[start of TEXT PASSAGE]

With The Featherbed, Toronto writer John Miller gives us a credible depiction of tenement life on New York’s Lower East Side of a century ago, but with a number of jarring twists.
Anna and Sadie, sisters who haven’t seen each other in more than 50 years, are reunited at the funeral of their mother, who still lived in the family’s tiny tenement apartment in lower Manhattan. During the shiva, the sisters become reacquainted with each other as they struggle to understand the many dark family secrets and deceptions contained in their mother’s diaries.
Their mother, Rebecca, had been forced into an arranged and unhappy marriage; her diaries, which are conveyed to us in both first-person and third-person narratives, reveal exactly how and with whom she finally finds love, as well as a secret involving the parentage of one of the daughters. The diaries are at the center of the novel.
Miller pays due homage to writers like Henry Roth and Abraham Cahan, and never seems to lose sight of the fact that he is revisiting a hallowed literary terrain.

[end of TEXT PASSAGE]
[start of RECORDS PROVIDED]

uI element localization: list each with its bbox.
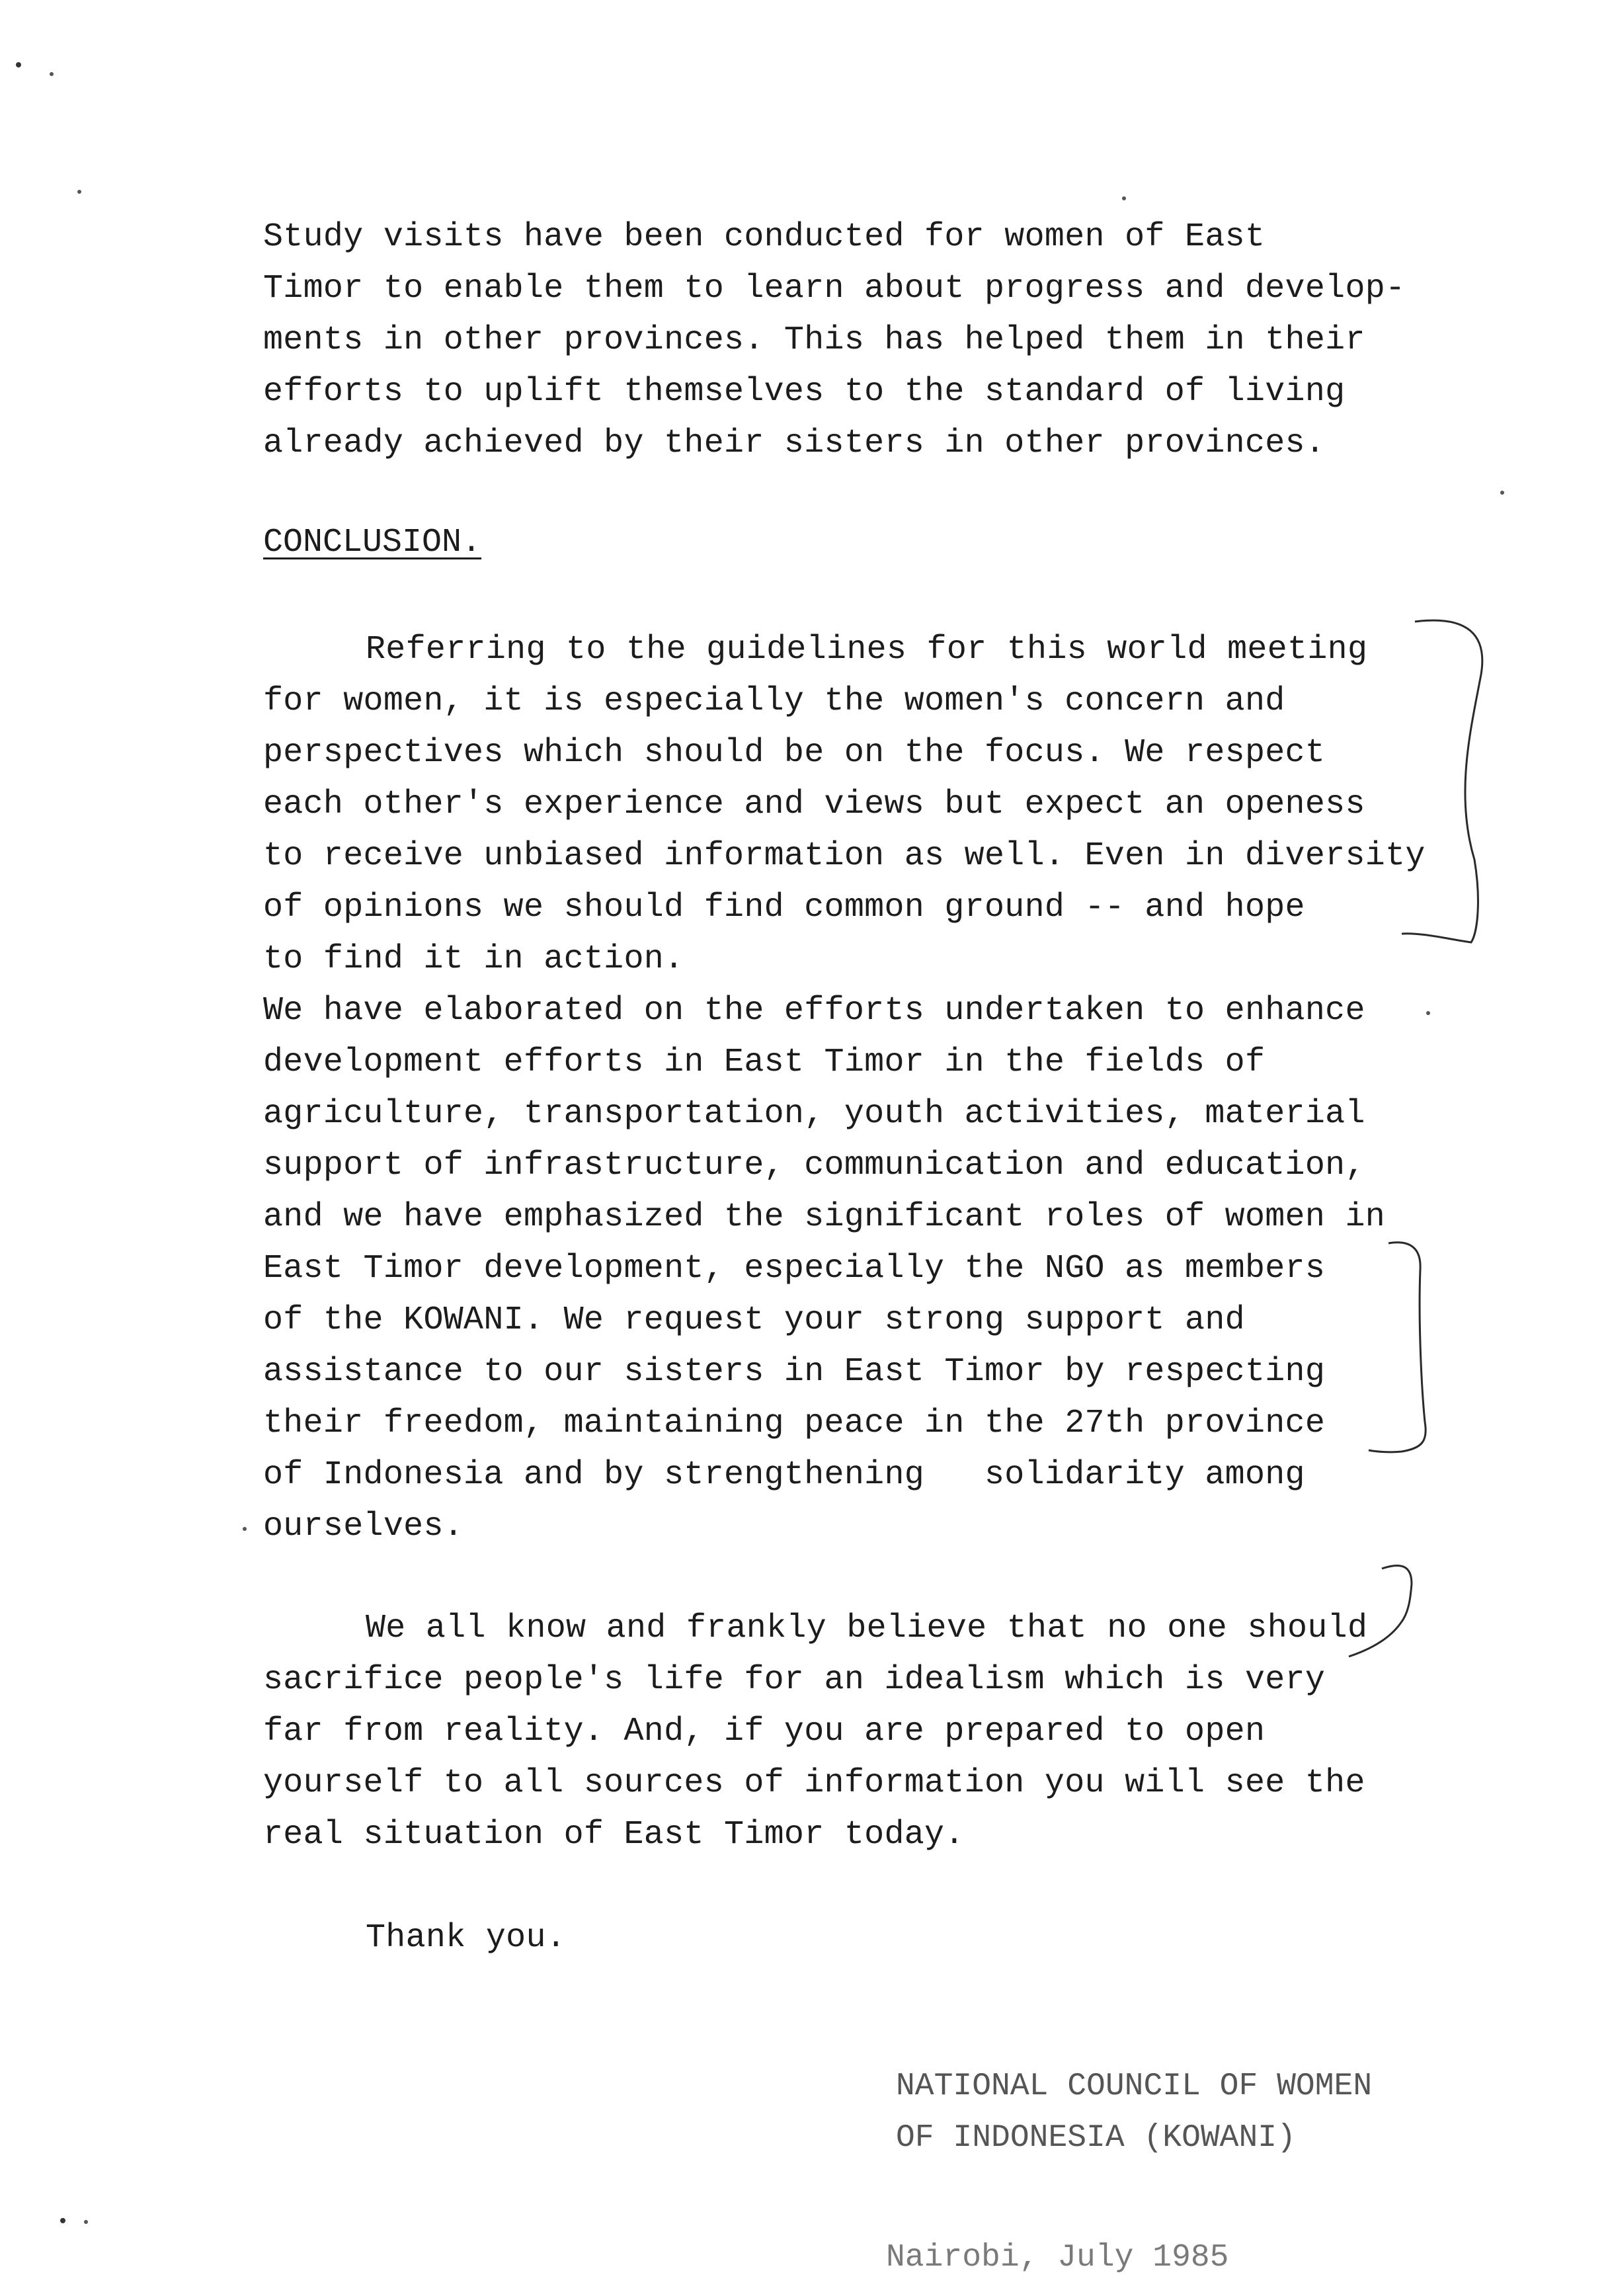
guidelines-line-1: Referring to the guidelines for this world meeting	[366, 631, 1368, 669]
guidelines-line-6: of opinions we should find common ground -- and hope	[263, 889, 1305, 926]
scan-speck	[16, 62, 21, 67]
efforts-line-5: and we have emphasized the significant roles of women in	[263, 1198, 1386, 1236]
study-visits-line-2: Timor to enable them to learn about progress and develop-	[263, 270, 1406, 308]
study-visits-line-4: efforts to uplift themselves to the standard of living	[263, 373, 1346, 411]
efforts-line-2: development efforts in East Timor in the fields of	[263, 1044, 1266, 1081]
scan-speck	[84, 2220, 88, 2224]
guidelines-line-4: each other's experience and views but expect an openess	[263, 786, 1365, 823]
scan-speck	[77, 190, 81, 194]
idealism-line-2: sacrifice people's life for an idealism which is very	[263, 1661, 1326, 1699]
idealism-line-1: We all know and frankly believe that no one should	[366, 1610, 1368, 1647]
scan-speck	[1426, 1011, 1430, 1015]
guidelines-line-5: to receive unbiased information as well. Even in diversity	[263, 837, 1426, 875]
scan-speck	[50, 72, 54, 76]
bracket-mark-1	[1402, 620, 1482, 942]
guidelines-line-3: perspectives which should be on the focus. We respect	[263, 734, 1326, 772]
efforts-line-3: agriculture, transportation, youth activities, material	[263, 1095, 1365, 1133]
efforts-line-7: of the KOWANI. We request your strong support and	[263, 1301, 1245, 1339]
scan-speck	[1122, 196, 1126, 200]
efforts-line-4: support of infrastructure, communication and education,	[263, 1147, 1365, 1184]
idealism-line-4: yourself to all sources of information you will see the	[263, 1764, 1365, 1802]
idealism-line-3: far from reality. And, if you are prepared to open	[263, 1713, 1266, 1750]
place-date: Nairobi, July 1985	[886, 2240, 1229, 2276]
efforts-line-9: their freedom, maintaining peace in the 27th province	[263, 1405, 1326, 1442]
idealism-line-5: real situation of East Timor today.	[263, 1816, 965, 1854]
closing-thank-you: Thank you.	[366, 1919, 567, 1957]
signature-line-2: OF INDONESIA (KOWANI)	[896, 2120, 1296, 2156]
study-visits-line-5: already achieved by their sisters in other provinces.	[263, 425, 1326, 462]
efforts-line-8: assistance to our sisters in East Timor by respecting	[263, 1353, 1326, 1391]
signature-line-1: NATIONAL COUNCIL OF WOMEN	[896, 2069, 1373, 2104]
scan-speck	[1500, 491, 1504, 495]
scan-speck	[243, 1527, 247, 1531]
scan-speck	[60, 2218, 65, 2223]
study-visits-line-3: ments in other provinces. This has helped them in their	[263, 321, 1365, 359]
study-visits-line-1: Study visits have been conducted for women of East	[263, 218, 1266, 256]
efforts-line-1: We have elaborated on the efforts undertaken to enhance	[263, 992, 1365, 1030]
bracket-mark-2	[1369, 1243, 1426, 1452]
efforts-line-10: of Indonesia and by strengthening solidarity among	[263, 1456, 1305, 1494]
efforts-line-11: ourselves.	[263, 1508, 464, 1545]
guidelines-line-7: to find it in action.	[263, 940, 684, 978]
efforts-line-6: East Timor development, especially the NGO as members	[263, 1250, 1326, 1288]
conclusion-heading: CONCLUSION.	[263, 524, 482, 561]
guidelines-line-2: for women, it is especially the women's concern and	[263, 682, 1285, 720]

[end of RECORDS PROVIDED]

▶ _REQUIRED ACTIONS_:
1. According to the book review, how long had Anna and Sadie gone without seeing each other?
2. In the stretch of the listing from the line containing "guidelines-line-1: Referring to" through the line containing "efforts-line-3: agriculture, transportation, youth", switch "unbiased" to "impartial" and write out only those lines, leaving everything else unchanged.

▶ _CORRECT ANSWERS_:
1. More than 50 years.

2.
guidelines-line-1: Referring to the guidelines for this world meeting	[366, 631, 1368, 669]
guidelines-line-6: of opinions we should find common ground -- and hope	[263, 889, 1305, 926]
scan-speck	[16, 62, 21, 67]
efforts-line-5: and we have emphasized the significant roles of women in	[263, 1198, 1386, 1236]
study-visits-line-2: Timor to enable them to learn about progress and develop-	[263, 270, 1406, 308]
study-visits-line-4: efforts to uplift themselves to the standard of living	[263, 373, 1346, 411]
efforts-line-2: development efforts in East Timor in the fields of	[263, 1044, 1266, 1081]
scan-speck	[84, 2220, 88, 2224]
guidelines-line-4: each other's experience and views but expect an openess	[263, 786, 1365, 823]
scan-speck	[77, 190, 81, 194]
idealism-line-2: sacrifice people's life for an idealism which is very	[263, 1661, 1326, 1699]
idealism-line-1: We all know and frankly believe that no one should	[366, 1610, 1368, 1647]
scan-speck	[1426, 1011, 1430, 1015]
guidelines-line-5: to receive impartial information as well. Even in diversity	[263, 837, 1426, 875]
scan-speck	[50, 72, 54, 76]
bracket-mark-1	[1402, 620, 1482, 942]
guidelines-line-3: perspectives which should be on the focus. We respect	[263, 734, 1326, 772]
efforts-line-3: agriculture, transportation, youth activities, material	[263, 1095, 1365, 1133]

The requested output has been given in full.